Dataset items
:::::

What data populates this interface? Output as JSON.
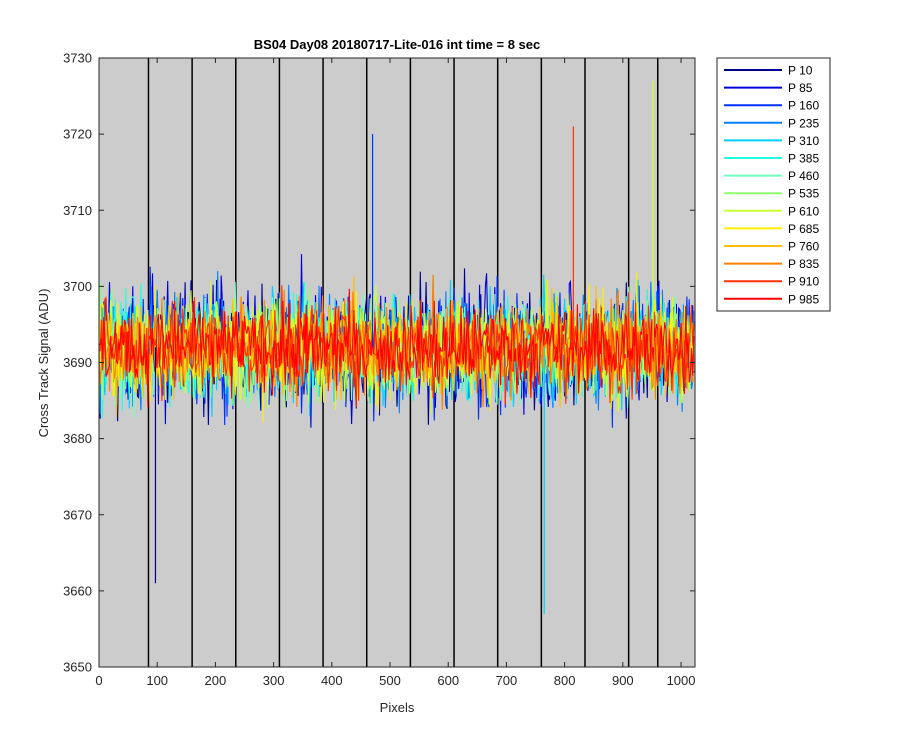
{
  "chart_data": {
    "type": "line",
    "title": "BS04 Day08 20180717-Lite-016 int time = 8 sec",
    "xlabel": "Pixels",
    "ylabel": "Cross Track Signal (ADU)",
    "xlim": [
      0,
      1024
    ],
    "ylim": [
      3650,
      3730
    ],
    "x_ticks": [
      0,
      100,
      200,
      300,
      400,
      500,
      600,
      700,
      800,
      900,
      1000
    ],
    "y_ticks": [
      3650,
      3660,
      3670,
      3680,
      3690,
      3700,
      3710,
      3720,
      3730
    ],
    "background_color": "#cccccc",
    "vertical_lines_x": [
      85,
      160,
      235,
      310,
      385,
      460,
      535,
      610,
      685,
      760,
      835,
      910,
      960
    ],
    "grid": false,
    "legend_position": "outside-right",
    "series_mean": 3692,
    "series_typical_range": [
      3675,
      3712
    ],
    "series": [
      {
        "name": "P 10",
        "color": "#00008f"
      },
      {
        "name": "P 85",
        "color": "#0000df"
      },
      {
        "name": "P 160",
        "color": "#0030ff"
      },
      {
        "name": "P 235",
        "color": "#0080ff"
      },
      {
        "name": "P 310",
        "color": "#00cfff"
      },
      {
        "name": "P 385",
        "color": "#20ffdf"
      },
      {
        "name": "P 460",
        "color": "#70ffbf"
      },
      {
        "name": "P 535",
        "color": "#90ff70"
      },
      {
        "name": "P 610",
        "color": "#cfff30"
      },
      {
        "name": "P 685",
        "color": "#ffef00"
      },
      {
        "name": "P 760",
        "color": "#ffbf00"
      },
      {
        "name": "P 835",
        "color": "#ff7f00"
      },
      {
        "name": "P 910",
        "color": "#ff3000"
      },
      {
        "name": "P 985",
        "color": "#ff0000"
      }
    ],
    "notable_extremes": [
      {
        "x": 97,
        "y": 3661
      },
      {
        "x": 765,
        "y": 3657
      },
      {
        "x": 952,
        "y": 3727
      },
      {
        "x": 815,
        "y": 3721
      },
      {
        "x": 470,
        "y": 3720
      }
    ]
  }
}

:::::

• **WRITTEN INSTRUCTION**
Leave the pictures out and reproduce all of the records exactly.

• **SOLUTION FOR THIS TASK**
What data populates this interface? Output as JSON.
{
  "chart_data": {
    "type": "line",
    "title": "BS04 Day08 20180717-Lite-016 int time = 8 sec",
    "xlabel": "Pixels",
    "ylabel": "Cross Track Signal (ADU)",
    "xlim": [
      0,
      1024
    ],
    "ylim": [
      3650,
      3730
    ],
    "x_ticks": [
      0,
      100,
      200,
      300,
      400,
      500,
      600,
      700,
      800,
      900,
      1000
    ],
    "y_ticks": [
      3650,
      3660,
      3670,
      3680,
      3690,
      3700,
      3710,
      3720,
      3730
    ],
    "background_color": "#cccccc",
    "vertical_lines_x": [
      85,
      160,
      235,
      310,
      385,
      460,
      535,
      610,
      685,
      760,
      835,
      910,
      960
    ],
    "grid": false,
    "legend_position": "outside-right",
    "series_mean": 3692,
    "series_typical_range": [
      3675,
      3712
    ],
    "series": [
      {
        "name": "P 10",
        "color": "#00008f"
      },
      {
        "name": "P 85",
        "color": "#0000df"
      },
      {
        "name": "P 160",
        "color": "#0030ff"
      },
      {
        "name": "P 235",
        "color": "#0080ff"
      },
      {
        "name": "P 310",
        "color": "#00cfff"
      },
      {
        "name": "P 385",
        "color": "#20ffdf"
      },
      {
        "name": "P 460",
        "color": "#70ffbf"
      },
      {
        "name": "P 535",
        "color": "#90ff70"
      },
      {
        "name": "P 610",
        "color": "#cfff30"
      },
      {
        "name": "P 685",
        "color": "#ffef00"
      },
      {
        "name": "P 760",
        "color": "#ffbf00"
      },
      {
        "name": "P 835",
        "color": "#ff7f00"
      },
      {
        "name": "P 910",
        "color": "#ff3000"
      },
      {
        "name": "P 985",
        "color": "#ff0000"
      }
    ],
    "notable_extremes": [
      {
        "x": 97,
        "y": 3661
      },
      {
        "x": 765,
        "y": 3657
      },
      {
        "x": 952,
        "y": 3727
      },
      {
        "x": 815,
        "y": 3721
      },
      {
        "x": 470,
        "y": 3720
      }
    ]
  }
}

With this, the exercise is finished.